What the exercise asks.
Can you restate the records below word for word?

::::

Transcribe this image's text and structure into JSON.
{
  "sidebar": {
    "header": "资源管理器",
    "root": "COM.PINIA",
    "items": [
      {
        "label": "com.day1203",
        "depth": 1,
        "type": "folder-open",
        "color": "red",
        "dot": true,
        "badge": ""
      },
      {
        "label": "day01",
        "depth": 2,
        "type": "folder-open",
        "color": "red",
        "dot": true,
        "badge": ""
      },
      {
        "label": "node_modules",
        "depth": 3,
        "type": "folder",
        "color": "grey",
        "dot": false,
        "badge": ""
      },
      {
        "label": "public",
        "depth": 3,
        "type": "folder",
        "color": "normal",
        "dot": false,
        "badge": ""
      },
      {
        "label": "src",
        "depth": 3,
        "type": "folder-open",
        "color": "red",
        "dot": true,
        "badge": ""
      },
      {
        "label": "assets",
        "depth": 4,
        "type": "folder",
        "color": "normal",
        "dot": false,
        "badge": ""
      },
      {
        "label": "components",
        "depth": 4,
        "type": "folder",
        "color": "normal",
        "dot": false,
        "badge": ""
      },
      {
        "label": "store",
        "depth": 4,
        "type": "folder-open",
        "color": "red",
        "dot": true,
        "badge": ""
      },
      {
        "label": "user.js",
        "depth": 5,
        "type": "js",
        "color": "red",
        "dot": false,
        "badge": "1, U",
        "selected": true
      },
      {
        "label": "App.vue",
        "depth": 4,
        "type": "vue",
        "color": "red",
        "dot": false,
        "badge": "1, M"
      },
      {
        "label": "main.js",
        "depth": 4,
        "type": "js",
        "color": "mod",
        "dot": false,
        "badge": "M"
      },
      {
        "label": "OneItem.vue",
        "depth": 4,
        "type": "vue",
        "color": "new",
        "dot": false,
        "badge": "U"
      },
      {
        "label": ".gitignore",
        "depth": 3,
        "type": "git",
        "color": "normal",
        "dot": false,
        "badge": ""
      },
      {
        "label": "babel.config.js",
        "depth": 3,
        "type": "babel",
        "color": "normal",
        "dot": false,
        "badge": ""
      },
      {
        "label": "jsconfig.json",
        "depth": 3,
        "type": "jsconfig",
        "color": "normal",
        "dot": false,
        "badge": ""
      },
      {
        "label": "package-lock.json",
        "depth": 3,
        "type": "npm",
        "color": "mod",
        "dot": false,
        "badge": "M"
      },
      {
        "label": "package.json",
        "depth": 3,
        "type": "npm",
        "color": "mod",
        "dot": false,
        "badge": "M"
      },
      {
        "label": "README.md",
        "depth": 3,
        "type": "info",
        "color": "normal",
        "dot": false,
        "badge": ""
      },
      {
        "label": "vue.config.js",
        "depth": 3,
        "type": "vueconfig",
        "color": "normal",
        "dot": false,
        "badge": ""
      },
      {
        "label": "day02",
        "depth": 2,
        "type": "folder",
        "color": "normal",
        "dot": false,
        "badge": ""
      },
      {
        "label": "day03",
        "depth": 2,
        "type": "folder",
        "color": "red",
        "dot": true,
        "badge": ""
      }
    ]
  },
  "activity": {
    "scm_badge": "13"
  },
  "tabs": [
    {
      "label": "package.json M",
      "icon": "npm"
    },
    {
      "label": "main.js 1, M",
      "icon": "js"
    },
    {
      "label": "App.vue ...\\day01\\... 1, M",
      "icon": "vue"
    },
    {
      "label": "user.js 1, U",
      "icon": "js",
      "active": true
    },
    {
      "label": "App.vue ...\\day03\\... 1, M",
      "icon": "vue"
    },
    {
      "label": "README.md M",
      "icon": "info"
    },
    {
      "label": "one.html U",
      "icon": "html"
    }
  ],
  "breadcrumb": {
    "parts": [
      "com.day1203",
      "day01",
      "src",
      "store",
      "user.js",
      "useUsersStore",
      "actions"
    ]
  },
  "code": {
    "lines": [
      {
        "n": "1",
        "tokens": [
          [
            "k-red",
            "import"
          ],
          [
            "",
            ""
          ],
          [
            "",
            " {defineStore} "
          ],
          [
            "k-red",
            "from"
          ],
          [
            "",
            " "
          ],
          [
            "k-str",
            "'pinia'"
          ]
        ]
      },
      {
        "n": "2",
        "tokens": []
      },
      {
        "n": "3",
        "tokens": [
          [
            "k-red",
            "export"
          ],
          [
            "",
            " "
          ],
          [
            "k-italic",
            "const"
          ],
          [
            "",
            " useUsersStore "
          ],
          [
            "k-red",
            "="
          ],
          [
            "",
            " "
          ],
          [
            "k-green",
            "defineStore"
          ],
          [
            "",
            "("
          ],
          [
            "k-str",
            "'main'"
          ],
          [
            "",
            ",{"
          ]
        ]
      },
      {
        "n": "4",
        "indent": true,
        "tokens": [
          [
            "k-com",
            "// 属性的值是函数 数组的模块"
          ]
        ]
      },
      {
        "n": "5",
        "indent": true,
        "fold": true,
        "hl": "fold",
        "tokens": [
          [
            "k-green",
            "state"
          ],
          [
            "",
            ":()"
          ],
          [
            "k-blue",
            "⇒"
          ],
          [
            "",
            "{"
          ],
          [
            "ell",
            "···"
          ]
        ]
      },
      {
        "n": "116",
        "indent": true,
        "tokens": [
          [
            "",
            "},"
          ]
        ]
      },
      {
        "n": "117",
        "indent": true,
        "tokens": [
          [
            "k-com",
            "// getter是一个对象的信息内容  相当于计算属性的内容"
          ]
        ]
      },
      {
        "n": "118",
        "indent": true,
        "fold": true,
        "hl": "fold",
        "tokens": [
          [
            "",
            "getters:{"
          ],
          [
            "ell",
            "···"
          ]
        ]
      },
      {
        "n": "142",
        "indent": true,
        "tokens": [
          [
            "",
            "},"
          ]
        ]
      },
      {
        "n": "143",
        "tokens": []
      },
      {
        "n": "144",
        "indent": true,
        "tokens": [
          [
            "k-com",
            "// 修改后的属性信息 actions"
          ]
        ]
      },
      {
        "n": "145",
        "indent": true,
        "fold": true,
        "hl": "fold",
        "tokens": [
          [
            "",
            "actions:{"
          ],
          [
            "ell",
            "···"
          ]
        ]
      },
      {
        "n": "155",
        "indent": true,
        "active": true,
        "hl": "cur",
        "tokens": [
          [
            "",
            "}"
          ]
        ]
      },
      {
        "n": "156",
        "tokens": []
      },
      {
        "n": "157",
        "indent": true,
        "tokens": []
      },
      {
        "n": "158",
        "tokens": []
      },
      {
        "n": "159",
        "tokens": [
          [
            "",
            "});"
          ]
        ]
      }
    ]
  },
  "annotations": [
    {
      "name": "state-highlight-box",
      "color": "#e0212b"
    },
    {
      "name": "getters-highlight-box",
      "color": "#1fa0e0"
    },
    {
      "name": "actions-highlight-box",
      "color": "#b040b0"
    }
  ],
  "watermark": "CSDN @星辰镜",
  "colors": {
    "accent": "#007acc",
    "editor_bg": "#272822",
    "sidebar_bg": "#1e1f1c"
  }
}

::::

In response.
Transcribe this image's text and structure into JSON.
{
  "sidebar": {
    "header": "资源管理器",
    "root": "COM.PINIA",
    "items": [
      {
        "label": "com.day1203",
        "depth": 1,
        "type": "folder-open",
        "color": "red",
        "dot": true,
        "badge": ""
      },
      {
        "label": "day01",
        "depth": 2,
        "type": "folder-open",
        "color": "red",
        "dot": true,
        "badge": ""
      },
      {
        "label": "node_modules",
        "depth": 3,
        "type": "folder",
        "color": "grey",
        "dot": false,
        "badge": ""
      },
      {
        "label": "public",
        "depth": 3,
        "type": "folder",
        "color": "normal",
        "dot": false,
        "badge": ""
      },
      {
        "label": "src",
        "depth": 3,
        "type": "folder-open",
        "color": "red",
        "dot": true,
        "badge": ""
      },
      {
        "label": "assets",
        "depth": 4,
        "type": "folder",
        "color": "normal",
        "dot": false,
        "badge": ""
      },
      {
        "label": "components",
        "depth": 4,
        "type": "folder",
        "color": "normal",
        "dot": false,
        "badge": ""
      },
      {
        "label": "store",
        "depth": 4,
        "type": "folder-open",
        "color": "red",
        "dot": true,
        "badge": ""
      },
      {
        "label": "user.js",
        "depth": 5,
        "type": "js",
        "color": "red",
        "dot": false,
        "badge": "1, U",
        "selected": true
      },
      {
        "label": "App.vue",
        "depth": 4,
        "type": "vue",
        "color": "red",
        "dot": false,
        "badge": "1, M"
      },
      {
        "label": "main.js",
        "depth": 4,
        "type": "js",
        "color": "mod",
        "dot": false,
        "badge": "M"
      },
      {
        "label": "OneItem.vue",
        "depth": 4,
        "type": "vue",
        "color": "new",
        "dot": false,
        "badge": "U"
      },
      {
        "label": ".gitignore",
        "depth": 3,
        "type": "git",
        "color": "normal",
        "dot": false,
        "badge": ""
      },
      {
        "label": "babel.config.js",
        "depth": 3,
        "type": "babel",
        "color": "normal",
        "dot": false,
        "badge": ""
      },
      {
        "label": "jsconfig.json",
        "depth": 3,
        "type": "jsconfig",
        "color": "normal",
        "dot": false,
        "badge": ""
      },
      {
        "label": "package-lock.json",
        "depth": 3,
        "type": "npm",
        "color": "mod",
        "dot": false,
        "badge": "M"
      },
      {
        "label": "package.json",
        "depth": 3,
        "type": "npm",
        "color": "mod",
        "dot": false,
        "badge": "M"
      },
      {
        "label": "README.md",
        "depth": 3,
        "type": "info",
        "color": "normal",
        "dot": false,
        "badge": ""
      },
      {
        "label": "vue.config.js",
        "depth": 3,
        "type": "vueconfig",
        "color": "normal",
        "dot": false,
        "badge": ""
      },
      {
        "label": "day02",
        "depth": 2,
        "type": "folder",
        "color": "normal",
        "dot": false,
        "badge": ""
      },
      {
        "label": "day03",
        "depth": 2,
        "type": "folder",
        "color": "red",
        "dot": true,
        "badge": ""
      }
    ]
  },
  "activity": {
    "scm_badge": "13"
  },
  "tabs": [
    {
      "label": "package.json M",
      "icon": "npm"
    },
    {
      "label": "main.js 1, M",
      "icon": "js"
    },
    {
      "label": "App.vue ...\\day01\\... 1, M",
      "icon": "vue"
    },
    {
      "label": "user.js 1, U",
      "icon": "js",
      "active": true
    },
    {
      "label": "App.vue ...\\day03\\... 1, M",
      "icon": "vue"
    },
    {
      "label": "README.md M",
      "icon": "info"
    },
    {
      "label": "one.html U",
      "icon": "html"
    }
  ],
  "breadcrumb": {
    "parts": [
      "com.day1203",
      "day01",
      "src",
      "store",
      "user.js",
      "useUsersStore",
      "actions"
    ]
  },
  "code": {
    "lines": [
      {
        "n": "1",
        "tokens": [
          [
            "k-red",
            "import"
          ],
          [
            "",
            ""
          ],
          [
            "",
            " {defineStore} "
          ],
          [
            "k-red",
            "from"
          ],
          [
            "",
            " "
          ],
          [
            "k-str",
            "'pinia'"
          ]
        ]
      },
      {
        "n": "2",
        "tokens": []
      },
      {
        "n": "3",
        "tokens": [
          [
            "k-red",
            "export"
          ],
          [
            "",
            " "
          ],
          [
            "k-italic",
            "const"
          ],
          [
            "",
            " useUsersStore "
          ],
          [
            "k-red",
            "="
          ],
          [
            "",
            " "
          ],
          [
            "k-green",
            "defineStore"
          ],
          [
            "",
            "("
          ],
          [
            "k-str",
            "'main'"
          ],
          [
            "",
            ",{"
          ]
        ]
      },
      {
        "n": "4",
        "indent": true,
        "tokens": [
          [
            "k-com",
            "// 属性的值是函数 数组的模块"
          ]
        ]
      },
      {
        "n": "5",
        "indent": true,
        "fold": true,
        "hl": "fold",
        "tokens": [
          [
            "k-green",
            "state"
          ],
          [
            "",
            ":()"
          ],
          [
            "k-blue",
            "⇒"
          ],
          [
            "",
            "{"
          ],
          [
            "ell",
            "···"
          ]
        ]
      },
      {
        "n": "116",
        "indent": true,
        "tokens": [
          [
            "",
            "},"
          ]
        ]
      },
      {
        "n": "117",
        "indent": true,
        "tokens": [
          [
            "k-com",
            "// getter是一个对象的信息内容  相当于计算属性的内容"
          ]
        ]
      },
      {
        "n": "118",
        "indent": true,
        "fold": true,
        "hl": "fold",
        "tokens": [
          [
            "",
            "getters:{"
          ],
          [
            "ell",
            "···"
          ]
        ]
      },
      {
        "n": "142",
        "indent": true,
        "tokens": [
          [
            "",
            "},"
          ]
        ]
      },
      {
        "n": "143",
        "tokens": []
      },
      {
        "n": "144",
        "indent": true,
        "tokens": [
          [
            "k-com",
            "// 修改后的属性信息 actions"
          ]
        ]
      },
      {
        "n": "145",
        "indent": true,
        "fold": true,
        "hl": "fold",
        "tokens": [
          [
            "",
            "actions:{"
          ],
          [
            "ell",
            "···"
          ]
        ]
      },
      {
        "n": "155",
        "indent": true,
        "active": true,
        "hl": "cur",
        "tokens": [
          [
            "",
            "}"
          ]
        ]
      },
      {
        "n": "156",
        "tokens": []
      },
      {
        "n": "157",
        "indent": true,
        "tokens": []
      },
      {
        "n": "158",
        "tokens": []
      },
      {
        "n": "159",
        "tokens": [
          [
            "",
            "});"
          ]
        ]
      }
    ]
  },
  "annotations": [
    {
      "name": "state-highlight-box",
      "color": "#e0212b"
    },
    {
      "name": "getters-highlight-box",
      "color": "#1fa0e0"
    },
    {
      "name": "actions-highlight-box",
      "color": "#b040b0"
    }
  ],
  "watermark": "CSDN @星辰镜",
  "colors": {
    "accent": "#007acc",
    "editor_bg": "#272822",
    "sidebar_bg": "#1e1f1c"
  }
}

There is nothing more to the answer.